◆ **What to work on**
Return all of the entries exactly, with nothing added or left out.

___ Data shown

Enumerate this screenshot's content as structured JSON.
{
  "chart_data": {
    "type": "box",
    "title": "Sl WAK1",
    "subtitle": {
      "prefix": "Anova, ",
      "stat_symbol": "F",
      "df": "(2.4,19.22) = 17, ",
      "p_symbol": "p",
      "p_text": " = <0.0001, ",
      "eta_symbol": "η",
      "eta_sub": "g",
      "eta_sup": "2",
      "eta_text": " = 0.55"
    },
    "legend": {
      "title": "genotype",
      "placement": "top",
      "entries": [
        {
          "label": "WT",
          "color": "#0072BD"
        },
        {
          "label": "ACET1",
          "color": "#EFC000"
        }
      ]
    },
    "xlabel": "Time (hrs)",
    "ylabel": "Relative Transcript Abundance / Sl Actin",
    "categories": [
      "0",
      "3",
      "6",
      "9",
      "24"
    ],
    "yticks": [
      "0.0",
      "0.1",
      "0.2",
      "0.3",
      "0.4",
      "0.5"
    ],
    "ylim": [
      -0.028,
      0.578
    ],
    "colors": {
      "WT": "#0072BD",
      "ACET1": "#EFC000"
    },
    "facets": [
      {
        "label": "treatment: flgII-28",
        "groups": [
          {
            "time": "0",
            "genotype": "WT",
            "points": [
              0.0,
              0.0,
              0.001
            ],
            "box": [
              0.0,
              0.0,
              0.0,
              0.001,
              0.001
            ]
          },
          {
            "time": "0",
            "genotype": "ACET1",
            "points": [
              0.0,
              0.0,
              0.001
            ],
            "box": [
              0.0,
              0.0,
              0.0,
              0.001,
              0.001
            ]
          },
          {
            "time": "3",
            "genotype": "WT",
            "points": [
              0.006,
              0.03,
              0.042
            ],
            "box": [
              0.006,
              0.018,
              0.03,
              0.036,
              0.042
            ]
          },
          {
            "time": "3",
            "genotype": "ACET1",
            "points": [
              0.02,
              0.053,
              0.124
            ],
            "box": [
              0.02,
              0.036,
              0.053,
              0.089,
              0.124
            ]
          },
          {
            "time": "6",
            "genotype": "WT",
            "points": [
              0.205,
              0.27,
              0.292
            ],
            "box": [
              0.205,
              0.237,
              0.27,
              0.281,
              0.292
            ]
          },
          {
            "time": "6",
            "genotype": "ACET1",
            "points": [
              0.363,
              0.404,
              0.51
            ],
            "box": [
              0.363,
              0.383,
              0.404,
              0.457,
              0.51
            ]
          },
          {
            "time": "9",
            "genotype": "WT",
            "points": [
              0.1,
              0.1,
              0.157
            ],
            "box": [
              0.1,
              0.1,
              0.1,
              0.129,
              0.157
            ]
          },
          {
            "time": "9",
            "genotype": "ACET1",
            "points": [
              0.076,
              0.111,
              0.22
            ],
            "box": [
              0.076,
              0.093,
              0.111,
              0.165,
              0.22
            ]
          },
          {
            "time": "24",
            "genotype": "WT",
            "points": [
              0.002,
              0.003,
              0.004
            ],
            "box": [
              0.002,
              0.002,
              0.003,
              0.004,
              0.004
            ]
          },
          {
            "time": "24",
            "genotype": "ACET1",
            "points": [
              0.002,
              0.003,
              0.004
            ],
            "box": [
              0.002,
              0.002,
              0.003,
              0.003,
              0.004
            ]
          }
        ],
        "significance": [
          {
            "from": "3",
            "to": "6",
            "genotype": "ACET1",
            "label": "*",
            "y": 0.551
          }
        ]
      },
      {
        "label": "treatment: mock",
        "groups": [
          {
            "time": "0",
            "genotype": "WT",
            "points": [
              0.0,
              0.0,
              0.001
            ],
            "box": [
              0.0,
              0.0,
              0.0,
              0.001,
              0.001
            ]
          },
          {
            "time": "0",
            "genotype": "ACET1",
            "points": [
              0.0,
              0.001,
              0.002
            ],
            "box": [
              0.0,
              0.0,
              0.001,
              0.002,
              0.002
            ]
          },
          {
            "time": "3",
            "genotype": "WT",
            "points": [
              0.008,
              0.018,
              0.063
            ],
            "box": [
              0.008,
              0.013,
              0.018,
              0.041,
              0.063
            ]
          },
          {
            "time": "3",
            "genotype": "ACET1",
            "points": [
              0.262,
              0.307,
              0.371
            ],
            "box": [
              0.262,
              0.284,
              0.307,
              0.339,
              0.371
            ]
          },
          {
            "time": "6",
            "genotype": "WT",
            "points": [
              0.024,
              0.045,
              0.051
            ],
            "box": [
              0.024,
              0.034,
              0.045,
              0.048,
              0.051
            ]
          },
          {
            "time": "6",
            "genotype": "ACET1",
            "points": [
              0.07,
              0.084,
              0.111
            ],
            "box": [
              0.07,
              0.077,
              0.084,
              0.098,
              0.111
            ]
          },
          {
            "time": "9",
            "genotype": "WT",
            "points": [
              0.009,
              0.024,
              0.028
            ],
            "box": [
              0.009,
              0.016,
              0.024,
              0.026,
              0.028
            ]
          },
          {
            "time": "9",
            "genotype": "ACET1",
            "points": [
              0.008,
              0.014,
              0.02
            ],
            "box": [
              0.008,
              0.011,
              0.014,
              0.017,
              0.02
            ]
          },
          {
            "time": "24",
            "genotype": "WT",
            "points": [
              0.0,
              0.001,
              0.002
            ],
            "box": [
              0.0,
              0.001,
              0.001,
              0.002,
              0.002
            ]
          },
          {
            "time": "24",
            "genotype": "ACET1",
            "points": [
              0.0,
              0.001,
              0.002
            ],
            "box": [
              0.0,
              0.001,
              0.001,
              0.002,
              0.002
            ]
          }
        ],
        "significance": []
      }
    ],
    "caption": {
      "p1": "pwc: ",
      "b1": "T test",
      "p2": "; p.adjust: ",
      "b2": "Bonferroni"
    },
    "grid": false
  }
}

______

◆ **Written solution**
Enumerate this screenshot's content as structured JSON.
{
  "chart_data": {
    "type": "box",
    "title": "Sl WAK1",
    "subtitle": {
      "prefix": "Anova, ",
      "stat_symbol": "F",
      "df": "(2.4,19.22) = 17, ",
      "p_symbol": "p",
      "p_text": " = <0.0001, ",
      "eta_symbol": "η",
      "eta_sub": "g",
      "eta_sup": "2",
      "eta_text": " = 0.55"
    },
    "legend": {
      "title": "genotype",
      "placement": "top",
      "entries": [
        {
          "label": "WT",
          "color": "#0072BD"
        },
        {
          "label": "ACET1",
          "color": "#EFC000"
        }
      ]
    },
    "xlabel": "Time (hrs)",
    "ylabel": "Relative Transcript Abundance / Sl Actin",
    "categories": [
      "0",
      "3",
      "6",
      "9",
      "24"
    ],
    "yticks": [
      "0.0",
      "0.1",
      "0.2",
      "0.3",
      "0.4",
      "0.5"
    ],
    "ylim": [
      -0.028,
      0.578
    ],
    "colors": {
      "WT": "#0072BD",
      "ACET1": "#EFC000"
    },
    "facets": [
      {
        "label": "treatment: flgII-28",
        "groups": [
          {
            "time": "0",
            "genotype": "WT",
            "points": [
              0.0,
              0.0,
              0.001
            ],
            "box": [
              0.0,
              0.0,
              0.0,
              0.001,
              0.001
            ]
          },
          {
            "time": "0",
            "genotype": "ACET1",
            "points": [
              0.0,
              0.0,
              0.001
            ],
            "box": [
              0.0,
              0.0,
              0.0,
              0.001,
              0.001
            ]
          },
          {
            "time": "3",
            "genotype": "WT",
            "points": [
              0.006,
              0.03,
              0.042
            ],
            "box": [
              0.006,
              0.018,
              0.03,
              0.036,
              0.042
            ]
          },
          {
            "time": "3",
            "genotype": "ACET1",
            "points": [
              0.02,
              0.053,
              0.124
            ],
            "box": [
              0.02,
              0.036,
              0.053,
              0.089,
              0.124
            ]
          },
          {
            "time": "6",
            "genotype": "WT",
            "points": [
              0.205,
              0.27,
              0.292
            ],
            "box": [
              0.205,
              0.237,
              0.27,
              0.281,
              0.292
            ]
          },
          {
            "time": "6",
            "genotype": "ACET1",
            "points": [
              0.363,
              0.404,
              0.51
            ],
            "box": [
              0.363,
              0.383,
              0.404,
              0.457,
              0.51
            ]
          },
          {
            "time": "9",
            "genotype": "WT",
            "points": [
              0.1,
              0.1,
              0.157
            ],
            "box": [
              0.1,
              0.1,
              0.1,
              0.129,
              0.157
            ]
          },
          {
            "time": "9",
            "genotype": "ACET1",
            "points": [
              0.076,
              0.111,
              0.22
            ],
            "box": [
              0.076,
              0.093,
              0.111,
              0.165,
              0.22
            ]
          },
          {
            "time": "24",
            "genotype": "WT",
            "points": [
              0.002,
              0.003,
              0.004
            ],
            "box": [
              0.002,
              0.002,
              0.003,
              0.004,
              0.004
            ]
          },
          {
            "time": "24",
            "genotype": "ACET1",
            "points": [
              0.002,
              0.003,
              0.004
            ],
            "box": [
              0.002,
              0.002,
              0.003,
              0.003,
              0.004
            ]
          }
        ],
        "significance": [
          {
            "from": "3",
            "to": "6",
            "genotype": "ACET1",
            "label": "*",
            "y": 0.551
          }
        ]
      },
      {
        "label": "treatment: mock",
        "groups": [
          {
            "time": "0",
            "genotype": "WT",
            "points": [
              0.0,
              0.0,
              0.001
            ],
            "box": [
              0.0,
              0.0,
              0.0,
              0.001,
              0.001
            ]
          },
          {
            "time": "0",
            "genotype": "ACET1",
            "points": [
              0.0,
              0.001,
              0.002
            ],
            "box": [
              0.0,
              0.0,
              0.001,
              0.002,
              0.002
            ]
          },
          {
            "time": "3",
            "genotype": "WT",
            "points": [
              0.008,
              0.018,
              0.063
            ],
            "box": [
              0.008,
              0.013,
              0.018,
              0.041,
              0.063
            ]
          },
          {
            "time": "3",
            "genotype": "ACET1",
            "points": [
              0.262,
              0.307,
              0.371
            ],
            "box": [
              0.262,
              0.284,
              0.307,
              0.339,
              0.371
            ]
          },
          {
            "time": "6",
            "genotype": "WT",
            "points": [
              0.024,
              0.045,
              0.051
            ],
            "box": [
              0.024,
              0.034,
              0.045,
              0.048,
              0.051
            ]
          },
          {
            "time": "6",
            "genotype": "ACET1",
            "points": [
              0.07,
              0.084,
              0.111
            ],
            "box": [
              0.07,
              0.077,
              0.084,
              0.098,
              0.111
            ]
          },
          {
            "time": "9",
            "genotype": "WT",
            "points": [
              0.009,
              0.024,
              0.028
            ],
            "box": [
              0.009,
              0.016,
              0.024,
              0.026,
              0.028
            ]
          },
          {
            "time": "9",
            "genotype": "ACET1",
            "points": [
              0.008,
              0.014,
              0.02
            ],
            "box": [
              0.008,
              0.011,
              0.014,
              0.017,
              0.02
            ]
          },
          {
            "time": "24",
            "genotype": "WT",
            "points": [
              0.0,
              0.001,
              0.002
            ],
            "box": [
              0.0,
              0.001,
              0.001,
              0.002,
              0.002
            ]
          },
          {
            "time": "24",
            "genotype": "ACET1",
            "points": [
              0.0,
              0.001,
              0.002
            ],
            "box": [
              0.0,
              0.001,
              0.001,
              0.002,
              0.002
            ]
          }
        ],
        "significance": []
      }
    ],
    "caption": {
      "p1": "pwc: ",
      "b1": "T test",
      "p2": "; p.adjust: ",
      "b2": "Bonferroni"
    },
    "grid": false
  }
}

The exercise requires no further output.